>> Start ITEMS
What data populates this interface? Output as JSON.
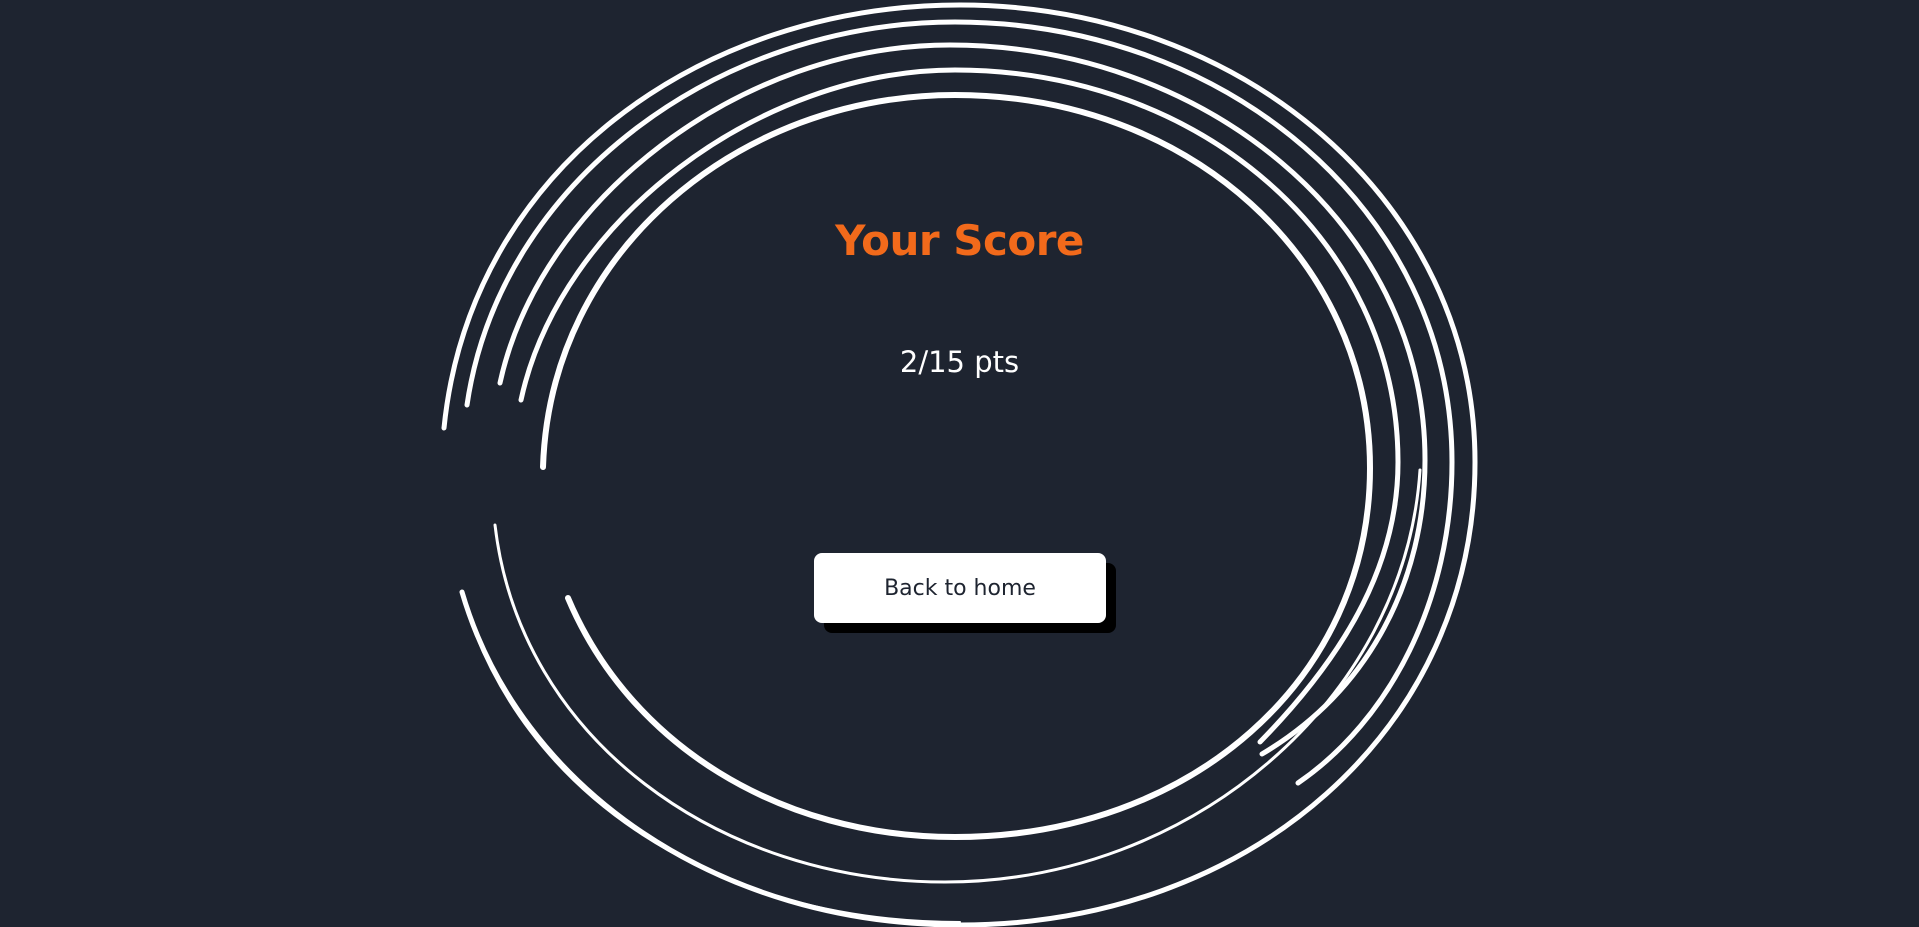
{
  "result": {
    "title": "Your Score",
    "score_text": "2/15 pts",
    "back_button_label": "Back to home"
  },
  "colors": {
    "background": "#1e2430",
    "accent": "#f26a1b",
    "ring": "#ffffff",
    "button_background": "#ffffff",
    "button_shadow": "#000000"
  },
  "decoration": {
    "icon": "hand-drawn-concentric-rings"
  }
}
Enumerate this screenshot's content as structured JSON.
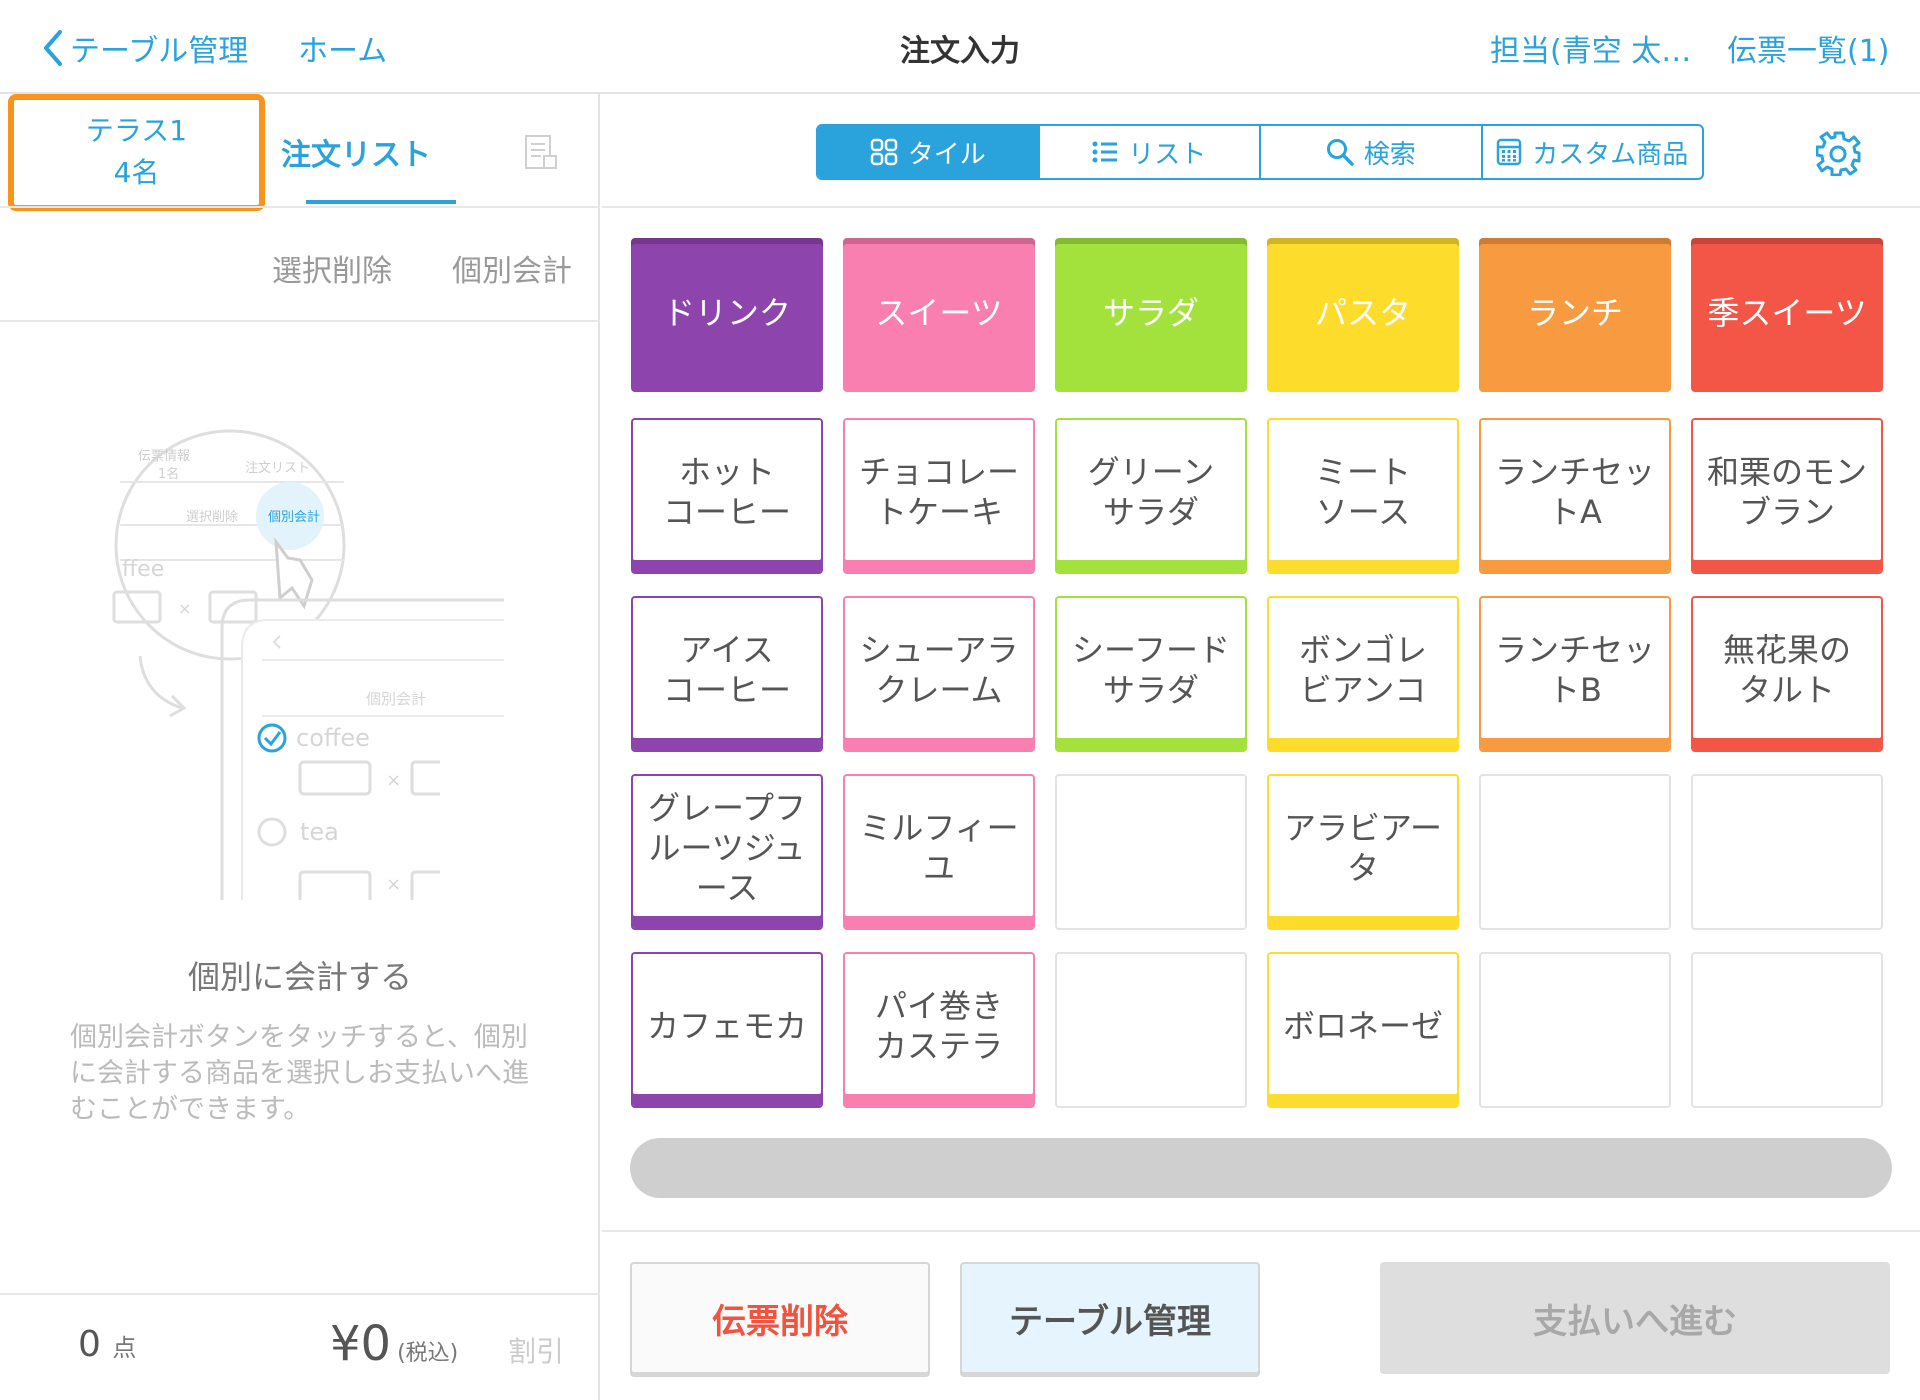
{
  "header": {
    "back_label": "テーブル管理",
    "home_label": "ホーム",
    "title": "注文入力",
    "staff_label": "担当(青空 太…",
    "slips_label": "伝票一覧(1)"
  },
  "left": {
    "table_name": "テラス1",
    "party_size": "4名",
    "order_tab": "注文リスト",
    "delete_selected": "選択削除",
    "split_bill": "個別会計",
    "guide_title": "個別に会計する",
    "guide_body": "個別会計ボタンをタッチすると、個別に会計する商品を選択しお支払いへ進むことができます。",
    "illustration": {
      "slip_info": "伝票情報",
      "slip_count": "1名",
      "order_list": "注文リスト",
      "delete_selected": "選択削除",
      "split_bill": "個別会計",
      "item_partial": "ffee",
      "split_bill_2": "個別会計",
      "item1": "coffee",
      "item2": "tea"
    },
    "footer": {
      "count": "0",
      "count_unit": "点",
      "total": "¥0",
      "tax_label": "(税込)",
      "discount": "割引"
    }
  },
  "view_modes": [
    {
      "label": "タイル",
      "icon": "tile-icon",
      "selected": true
    },
    {
      "label": "リスト",
      "icon": "list-icon",
      "selected": false
    },
    {
      "label": "検索",
      "icon": "search-icon",
      "selected": false
    },
    {
      "label": "カスタム商品",
      "icon": "calculator-icon",
      "selected": false
    }
  ],
  "categories": [
    {
      "label": "ドリンク",
      "color": "#8e44ad"
    },
    {
      "label": "スイーツ",
      "color": "#f97fb0"
    },
    {
      "label": "サラダ",
      "color": "#a3e23c"
    },
    {
      "label": "パスタ",
      "color": "#fddc2b"
    },
    {
      "label": "ランチ",
      "color": "#f89a3f"
    },
    {
      "label": "季スイーツ",
      "color": "#f35646"
    }
  ],
  "products": [
    [
      "ホット\nコーヒー",
      "チョコレー\nトケーキ",
      "グリーン\nサラダ",
      "ミート\nソース",
      "ランチセッ\nトA",
      "和栗のモン\nブラン"
    ],
    [
      "アイス\nコーヒー",
      "シューアラ\nクレーム",
      "シーフード\nサラダ",
      "ボンゴレ\nビアンコ",
      "ランチセッ\nトB",
      "無花果の\nタルト"
    ],
    [
      "グレープフ\nルーツジュ\nース",
      "ミルフィー\nユ",
      "",
      "アラビアー\nタ",
      "",
      ""
    ],
    [
      "カフェモカ",
      "パイ巻き\nカステラ",
      "",
      "ボロネーゼ",
      "",
      ""
    ]
  ],
  "buttons": {
    "delete_slip": "伝票削除",
    "table_manage": "テーブル管理",
    "proceed_payment": "支払いへ進む"
  },
  "colors": {
    "accent": "#2aa3dc",
    "highlight_border": "#f7941d",
    "danger_text": "#f0533e"
  }
}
>> End ITEMS
PROBLEM STATEMENT
All of the material above is to be copied exactly, except for its images.

RESULT OF THIS TASK
What data populates this interface? Output as JSON.
{
  "result": {
    "title": "Your Score",
    "score_text": "2/15 pts",
    "back_button_label": "Back to home"
  },
  "colors": {
    "background": "#1e2430",
    "accent": "#f26a1b",
    "ring": "#ffffff",
    "button_background": "#ffffff",
    "button_shadow": "#000000"
  },
  "decoration": {
    "icon": "hand-drawn-concentric-rings"
  }
}
Enumerate this screenshot's content as structured JSON.
{
  "header": {
    "back_label": "テーブル管理",
    "home_label": "ホーム",
    "title": "注文入力",
    "staff_label": "担当(青空 太…",
    "slips_label": "伝票一覧(1)"
  },
  "left": {
    "table_name": "テラス1",
    "party_size": "4名",
    "order_tab": "注文リスト",
    "delete_selected": "選択削除",
    "split_bill": "個別会計",
    "guide_title": "個別に会計する",
    "guide_body": "個別会計ボタンをタッチすると、個別に会計する商品を選択しお支払いへ進むことができます。",
    "illustration": {
      "slip_info": "伝票情報",
      "slip_count": "1名",
      "order_list": "注文リスト",
      "delete_selected": "選択削除",
      "split_bill": "個別会計",
      "item_partial": "ffee",
      "split_bill_2": "個別会計",
      "item1": "coffee",
      "item2": "tea"
    },
    "footer": {
      "count": "0",
      "count_unit": "点",
      "total": "¥0",
      "tax_label": "(税込)",
      "discount": "割引"
    }
  },
  "view_modes": [
    {
      "label": "タイル",
      "icon": "tile-icon",
      "selected": true
    },
    {
      "label": "リスト",
      "icon": "list-icon",
      "selected": false
    },
    {
      "label": "検索",
      "icon": "search-icon",
      "selected": false
    },
    {
      "label": "カスタム商品",
      "icon": "calculator-icon",
      "selected": false
    }
  ],
  "categories": [
    {
      "label": "ドリンク",
      "color": "#8e44ad"
    },
    {
      "label": "スイーツ",
      "color": "#f97fb0"
    },
    {
      "label": "サラダ",
      "color": "#a3e23c"
    },
    {
      "label": "パスタ",
      "color": "#fddc2b"
    },
    {
      "label": "ランチ",
      "color": "#f89a3f"
    },
    {
      "label": "季スイーツ",
      "color": "#f35646"
    }
  ],
  "products": [
    [
      "ホット\nコーヒー",
      "チョコレー\nトケーキ",
      "グリーン\nサラダ",
      "ミート\nソース",
      "ランチセッ\nトA",
      "和栗のモン\nブラン"
    ],
    [
      "アイス\nコーヒー",
      "シューアラ\nクレーム",
      "シーフード\nサラダ",
      "ボンゴレ\nビアンコ",
      "ランチセッ\nトB",
      "無花果の\nタルト"
    ],
    [
      "グレープフ\nルーツジュ\nース",
      "ミルフィー\nユ",
      "",
      "アラビアー\nタ",
      "",
      ""
    ],
    [
      "カフェモカ",
      "パイ巻き\nカステラ",
      "",
      "ボロネーゼ",
      "",
      ""
    ]
  ],
  "buttons": {
    "delete_slip": "伝票削除",
    "table_manage": "テーブル管理",
    "proceed_payment": "支払いへ進む"
  },
  "colors": {
    "accent": "#2aa3dc",
    "highlight_border": "#f7941d",
    "danger_text": "#f0533e"
  }
}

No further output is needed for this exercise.